*Excerpt from a dataset*:

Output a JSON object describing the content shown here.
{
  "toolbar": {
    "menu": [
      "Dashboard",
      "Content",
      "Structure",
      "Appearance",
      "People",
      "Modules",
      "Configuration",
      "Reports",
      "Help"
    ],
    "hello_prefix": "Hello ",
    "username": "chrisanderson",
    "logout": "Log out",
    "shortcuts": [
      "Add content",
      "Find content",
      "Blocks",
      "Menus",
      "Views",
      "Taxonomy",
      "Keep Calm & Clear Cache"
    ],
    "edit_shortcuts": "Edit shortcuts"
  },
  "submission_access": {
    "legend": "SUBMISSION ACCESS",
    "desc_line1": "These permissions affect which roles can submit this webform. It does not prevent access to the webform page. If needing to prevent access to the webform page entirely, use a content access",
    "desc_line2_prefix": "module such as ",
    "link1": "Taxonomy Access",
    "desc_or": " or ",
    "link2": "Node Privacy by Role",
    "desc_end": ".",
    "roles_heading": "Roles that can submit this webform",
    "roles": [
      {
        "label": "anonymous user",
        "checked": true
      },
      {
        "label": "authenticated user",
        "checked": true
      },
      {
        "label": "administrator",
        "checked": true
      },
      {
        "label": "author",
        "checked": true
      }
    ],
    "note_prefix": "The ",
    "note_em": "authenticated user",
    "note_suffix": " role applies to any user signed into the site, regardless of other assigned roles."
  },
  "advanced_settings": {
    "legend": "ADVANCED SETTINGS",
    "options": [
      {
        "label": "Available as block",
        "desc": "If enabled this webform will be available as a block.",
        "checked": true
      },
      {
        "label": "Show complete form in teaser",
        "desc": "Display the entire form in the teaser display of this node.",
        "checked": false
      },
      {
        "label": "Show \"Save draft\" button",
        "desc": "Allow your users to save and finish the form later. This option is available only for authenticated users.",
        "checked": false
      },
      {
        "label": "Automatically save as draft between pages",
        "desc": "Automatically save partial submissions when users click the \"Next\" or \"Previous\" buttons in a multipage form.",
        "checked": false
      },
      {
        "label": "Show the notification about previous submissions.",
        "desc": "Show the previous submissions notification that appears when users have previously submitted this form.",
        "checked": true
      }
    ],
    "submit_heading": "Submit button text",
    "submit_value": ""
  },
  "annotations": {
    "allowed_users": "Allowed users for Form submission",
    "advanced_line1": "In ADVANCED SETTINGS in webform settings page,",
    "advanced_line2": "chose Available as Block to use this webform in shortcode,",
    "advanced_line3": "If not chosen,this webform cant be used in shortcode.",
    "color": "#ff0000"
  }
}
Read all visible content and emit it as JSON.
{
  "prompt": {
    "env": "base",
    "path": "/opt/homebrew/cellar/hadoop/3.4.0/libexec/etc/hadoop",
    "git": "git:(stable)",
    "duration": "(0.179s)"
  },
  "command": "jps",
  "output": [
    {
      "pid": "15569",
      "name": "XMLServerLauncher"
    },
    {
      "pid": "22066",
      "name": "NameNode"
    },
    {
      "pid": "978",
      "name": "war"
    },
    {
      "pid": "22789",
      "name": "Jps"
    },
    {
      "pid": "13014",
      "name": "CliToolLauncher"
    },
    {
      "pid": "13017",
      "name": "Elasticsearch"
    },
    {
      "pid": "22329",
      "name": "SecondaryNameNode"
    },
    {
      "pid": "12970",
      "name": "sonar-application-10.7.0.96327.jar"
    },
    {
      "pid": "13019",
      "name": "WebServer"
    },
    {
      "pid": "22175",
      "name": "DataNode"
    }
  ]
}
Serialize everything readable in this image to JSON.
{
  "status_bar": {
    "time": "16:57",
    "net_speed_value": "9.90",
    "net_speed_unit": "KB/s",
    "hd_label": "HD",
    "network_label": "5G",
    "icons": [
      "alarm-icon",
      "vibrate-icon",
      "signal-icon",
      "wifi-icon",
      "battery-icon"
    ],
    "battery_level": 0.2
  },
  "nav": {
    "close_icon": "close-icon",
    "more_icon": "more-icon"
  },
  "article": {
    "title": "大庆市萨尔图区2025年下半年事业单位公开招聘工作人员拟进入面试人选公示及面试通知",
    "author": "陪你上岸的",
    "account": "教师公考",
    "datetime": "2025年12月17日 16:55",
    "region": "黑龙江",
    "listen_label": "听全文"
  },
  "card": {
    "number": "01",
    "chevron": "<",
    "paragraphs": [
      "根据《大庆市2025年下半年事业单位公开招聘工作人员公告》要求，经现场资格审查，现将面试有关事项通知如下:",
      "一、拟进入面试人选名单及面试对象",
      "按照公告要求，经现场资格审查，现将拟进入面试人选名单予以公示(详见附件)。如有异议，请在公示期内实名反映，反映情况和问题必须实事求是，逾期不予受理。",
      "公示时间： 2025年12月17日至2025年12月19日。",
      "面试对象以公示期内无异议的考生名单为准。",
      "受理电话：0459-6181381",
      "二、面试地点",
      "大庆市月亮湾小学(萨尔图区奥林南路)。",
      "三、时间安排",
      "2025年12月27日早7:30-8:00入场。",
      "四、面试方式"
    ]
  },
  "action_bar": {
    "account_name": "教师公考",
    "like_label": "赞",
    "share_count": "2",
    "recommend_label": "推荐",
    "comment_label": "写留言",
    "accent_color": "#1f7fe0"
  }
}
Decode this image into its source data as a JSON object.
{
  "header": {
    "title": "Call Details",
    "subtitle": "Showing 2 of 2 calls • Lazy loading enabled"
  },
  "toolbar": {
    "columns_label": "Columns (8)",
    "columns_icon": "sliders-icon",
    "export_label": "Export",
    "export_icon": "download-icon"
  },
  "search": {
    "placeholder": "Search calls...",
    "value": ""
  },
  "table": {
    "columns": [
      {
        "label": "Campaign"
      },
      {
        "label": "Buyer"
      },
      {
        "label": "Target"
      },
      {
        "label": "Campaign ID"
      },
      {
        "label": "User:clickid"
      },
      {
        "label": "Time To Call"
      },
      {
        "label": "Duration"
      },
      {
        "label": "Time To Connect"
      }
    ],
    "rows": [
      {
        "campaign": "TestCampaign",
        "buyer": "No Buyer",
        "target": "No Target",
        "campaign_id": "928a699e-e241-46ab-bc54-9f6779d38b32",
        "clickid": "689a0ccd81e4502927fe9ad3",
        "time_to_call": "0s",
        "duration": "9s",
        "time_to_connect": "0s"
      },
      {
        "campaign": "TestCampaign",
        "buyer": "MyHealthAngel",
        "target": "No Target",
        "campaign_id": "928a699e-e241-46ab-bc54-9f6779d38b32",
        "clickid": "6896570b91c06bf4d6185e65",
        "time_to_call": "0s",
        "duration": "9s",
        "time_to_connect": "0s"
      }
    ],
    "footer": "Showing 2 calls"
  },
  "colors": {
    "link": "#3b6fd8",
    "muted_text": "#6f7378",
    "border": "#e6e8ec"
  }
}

*EXERCISE*: Repeat the data verbatim.

*COMPLETE ANSWER*:
Output a JSON object describing the content shown here.
{
  "toolbar": {
    "menu": [
      "Dashboard",
      "Content",
      "Structure",
      "Appearance",
      "People",
      "Modules",
      "Configuration",
      "Reports",
      "Help"
    ],
    "hello_prefix": "Hello ",
    "username": "chrisanderson",
    "logout": "Log out",
    "shortcuts": [
      "Add content",
      "Find content",
      "Blocks",
      "Menus",
      "Views",
      "Taxonomy",
      "Keep Calm & Clear Cache"
    ],
    "edit_shortcuts": "Edit shortcuts"
  },
  "submission_access": {
    "legend": "SUBMISSION ACCESS",
    "desc_line1": "These permissions affect which roles can submit this webform. It does not prevent access to the webform page. If needing to prevent access to the webform page entirely, use a content access",
    "desc_line2_prefix": "module such as ",
    "link1": "Taxonomy Access",
    "desc_or": " or ",
    "link2": "Node Privacy by Role",
    "desc_end": ".",
    "roles_heading": "Roles that can submit this webform",
    "roles": [
      {
        "label": "anonymous user",
        "checked": true
      },
      {
        "label": "authenticated user",
        "checked": true
      },
      {
        "label": "administrator",
        "checked": true
      },
      {
        "label": "author",
        "checked": true
      }
    ],
    "note_prefix": "The ",
    "note_em": "authenticated user",
    "note_suffix": " role applies to any user signed into the site, regardless of other assigned roles."
  },
  "advanced_settings": {
    "legend": "ADVANCED SETTINGS",
    "options": [
      {
        "label": "Available as block",
        "desc": "If enabled this webform will be available as a block.",
        "checked": true
      },
      {
        "label": "Show complete form in teaser",
        "desc": "Display the entire form in the teaser display of this node.",
        "checked": false
      },
      {
        "label": "Show \"Save draft\" button",
        "desc": "Allow your users to save and finish the form later. This option is available only for authenticated users.",
        "checked": false
      },
      {
        "label": "Automatically save as draft between pages",
        "desc": "Automatically save partial submissions when users click the \"Next\" or \"Previous\" buttons in a multipage form.",
        "checked": false
      },
      {
        "label": "Show the notification about previous submissions.",
        "desc": "Show the previous submissions notification that appears when users have previously submitted this form.",
        "checked": true
      }
    ],
    "submit_heading": "Submit button text",
    "submit_value": ""
  },
  "annotations": {
    "allowed_users": "Allowed users for Form submission",
    "advanced_line1": "In ADVANCED SETTINGS in webform settings page,",
    "advanced_line2": "chose Available as Block to use this webform in shortcode,",
    "advanced_line3": "If not chosen,this webform cant be used in shortcode.",
    "color": "#ff0000"
  }
}
Read all visible content and emit it as JSON.
{
  "prompt": {
    "env": "base",
    "path": "/opt/homebrew/cellar/hadoop/3.4.0/libexec/etc/hadoop",
    "git": "git:(stable)",
    "duration": "(0.179s)"
  },
  "command": "jps",
  "output": [
    {
      "pid": "15569",
      "name": "XMLServerLauncher"
    },
    {
      "pid": "22066",
      "name": "NameNode"
    },
    {
      "pid": "978",
      "name": "war"
    },
    {
      "pid": "22789",
      "name": "Jps"
    },
    {
      "pid": "13014",
      "name": "CliToolLauncher"
    },
    {
      "pid": "13017",
      "name": "Elasticsearch"
    },
    {
      "pid": "22329",
      "name": "SecondaryNameNode"
    },
    {
      "pid": "12970",
      "name": "sonar-application-10.7.0.96327.jar"
    },
    {
      "pid": "13019",
      "name": "WebServer"
    },
    {
      "pid": "22175",
      "name": "DataNode"
    }
  ]
}
Serialize everything readable in this image to JSON.
{
  "status_bar": {
    "time": "16:57",
    "net_speed_value": "9.90",
    "net_speed_unit": "KB/s",
    "hd_label": "HD",
    "network_label": "5G",
    "icons": [
      "alarm-icon",
      "vibrate-icon",
      "signal-icon",
      "wifi-icon",
      "battery-icon"
    ],
    "battery_level": 0.2
  },
  "nav": {
    "close_icon": "close-icon",
    "more_icon": "more-icon"
  },
  "article": {
    "title": "大庆市萨尔图区2025年下半年事业单位公开招聘工作人员拟进入面试人选公示及面试通知",
    "author": "陪你上岸的",
    "account": "教师公考",
    "datetime": "2025年12月17日 16:55",
    "region": "黑龙江",
    "listen_label": "听全文"
  },
  "card": {
    "number": "01",
    "chevron": "<",
    "paragraphs": [
      "根据《大庆市2025年下半年事业单位公开招聘工作人员公告》要求，经现场资格审查，现将面试有关事项通知如下:",
      "一、拟进入面试人选名单及面试对象",
      "按照公告要求，经现场资格审查，现将拟进入面试人选名单予以公示(详见附件)。如有异议，请在公示期内实名反映，反映情况和问题必须实事求是，逾期不予受理。",
      "公示时间： 2025年12月17日至2025年12月19日。",
      "面试对象以公示期内无异议的考生名单为准。",
      "受理电话：0459-6181381",
      "二、面试地点",
      "大庆市月亮湾小学(萨尔图区奥林南路)。",
      "三、时间安排",
      "2025年12月27日早7:30-8:00入场。",
      "四、面试方式"
    ]
  },
  "action_bar": {
    "account_name": "教师公考",
    "like_label": "赞",
    "share_count": "2",
    "recommend_label": "推荐",
    "comment_label": "写留言",
    "accent_color": "#1f7fe0"
  }
}
Decode this image into its source data as a JSON object.
{
  "header": {
    "title": "Call Details",
    "subtitle": "Showing 2 of 2 calls • Lazy loading enabled"
  },
  "toolbar": {
    "columns_label": "Columns (8)",
    "columns_icon": "sliders-icon",
    "export_label": "Export",
    "export_icon": "download-icon"
  },
  "search": {
    "placeholder": "Search calls...",
    "value": ""
  },
  "table": {
    "columns": [
      {
        "label": "Campaign"
      },
      {
        "label": "Buyer"
      },
      {
        "label": "Target"
      },
      {
        "label": "Campaign ID"
      },
      {
        "label": "User:clickid"
      },
      {
        "label": "Time To Call"
      },
      {
        "label": "Duration"
      },
      {
        "label": "Time To Connect"
      }
    ],
    "rows": [
      {
        "campaign": "TestCampaign",
        "buyer": "No Buyer",
        "target": "No Target",
        "campaign_id": "928a699e-e241-46ab-bc54-9f6779d38b32",
        "clickid": "689a0ccd81e4502927fe9ad3",
        "time_to_call": "0s",
        "duration": "9s",
        "time_to_connect": "0s"
      },
      {
        "campaign": "TestCampaign",
        "buyer": "MyHealthAngel",
        "target": "No Target",
        "campaign_id": "928a699e-e241-46ab-bc54-9f6779d38b32",
        "clickid": "6896570b91c06bf4d6185e65",
        "time_to_call": "0s",
        "duration": "9s",
        "time_to_connect": "0s"
      }
    ],
    "footer": "Showing 2 calls"
  },
  "colors": {
    "link": "#3b6fd8",
    "muted_text": "#6f7378",
    "border": "#e6e8ec"
  }
}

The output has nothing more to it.